>> Start ENTRIES
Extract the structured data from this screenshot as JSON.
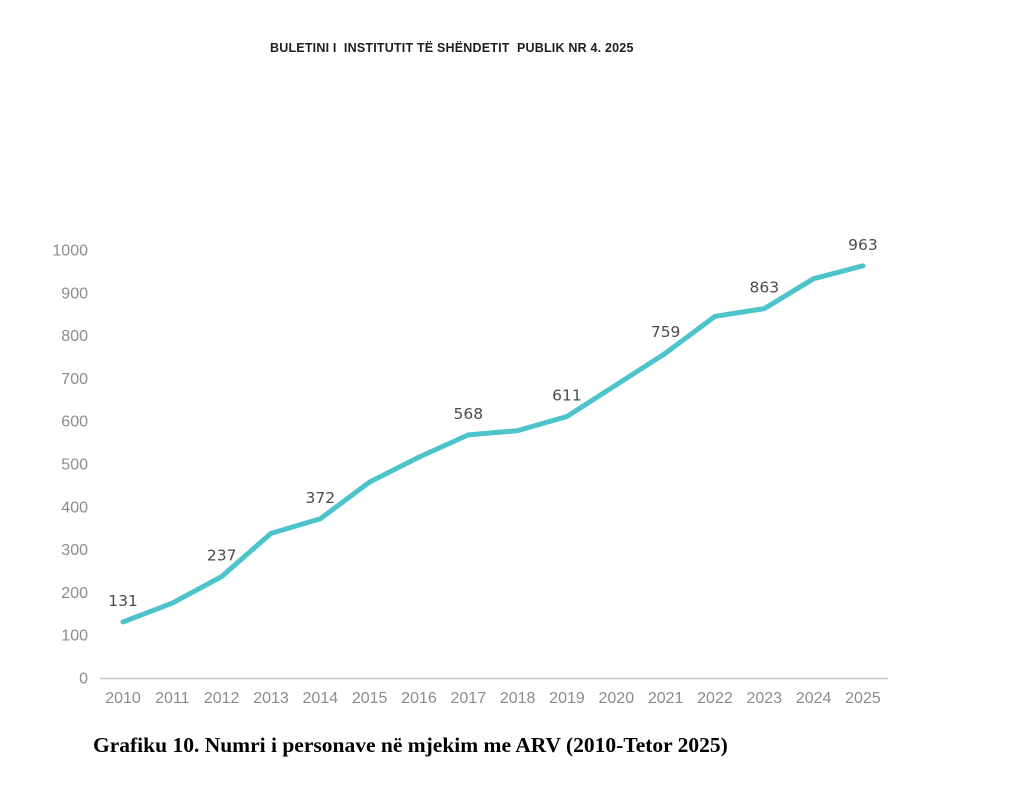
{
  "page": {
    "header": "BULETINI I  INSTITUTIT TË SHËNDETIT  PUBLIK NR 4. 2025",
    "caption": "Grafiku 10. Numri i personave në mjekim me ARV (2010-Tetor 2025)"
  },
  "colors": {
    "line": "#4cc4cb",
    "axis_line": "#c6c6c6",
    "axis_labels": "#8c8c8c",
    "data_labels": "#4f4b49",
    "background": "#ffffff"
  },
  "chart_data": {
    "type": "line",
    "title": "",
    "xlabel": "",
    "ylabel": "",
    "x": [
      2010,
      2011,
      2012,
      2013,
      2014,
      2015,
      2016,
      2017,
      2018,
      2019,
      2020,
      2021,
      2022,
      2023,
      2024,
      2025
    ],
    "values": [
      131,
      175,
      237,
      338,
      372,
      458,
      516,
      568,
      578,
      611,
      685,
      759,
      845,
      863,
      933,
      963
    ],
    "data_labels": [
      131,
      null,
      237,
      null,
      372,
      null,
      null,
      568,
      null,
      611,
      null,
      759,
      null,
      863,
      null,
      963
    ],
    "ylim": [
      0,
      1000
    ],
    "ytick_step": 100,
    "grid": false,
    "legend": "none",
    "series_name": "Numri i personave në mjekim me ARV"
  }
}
>> End ENTRIES
• **GIVEN REQUEST**
Will you restate every entry word for word and omit the images?

• **WRITTEN ANSWER**
Extract the structured data from this screenshot as JSON.
{
  "page": {
    "header": "BULETINI I  INSTITUTIT TË SHËNDETIT  PUBLIK NR 4. 2025",
    "caption": "Grafiku 10. Numri i personave në mjekim me ARV (2010-Tetor 2025)"
  },
  "colors": {
    "line": "#4cc4cb",
    "axis_line": "#c6c6c6",
    "axis_labels": "#8c8c8c",
    "data_labels": "#4f4b49",
    "background": "#ffffff"
  },
  "chart_data": {
    "type": "line",
    "title": "",
    "xlabel": "",
    "ylabel": "",
    "x": [
      2010,
      2011,
      2012,
      2013,
      2014,
      2015,
      2016,
      2017,
      2018,
      2019,
      2020,
      2021,
      2022,
      2023,
      2024,
      2025
    ],
    "values": [
      131,
      175,
      237,
      338,
      372,
      458,
      516,
      568,
      578,
      611,
      685,
      759,
      845,
      863,
      933,
      963
    ],
    "data_labels": [
      131,
      null,
      237,
      null,
      372,
      null,
      null,
      568,
      null,
      611,
      null,
      759,
      null,
      863,
      null,
      963
    ],
    "ylim": [
      0,
      1000
    ],
    "ytick_step": 100,
    "grid": false,
    "legend": "none",
    "series_name": "Numri i personave në mjekim me ARV"
  }
}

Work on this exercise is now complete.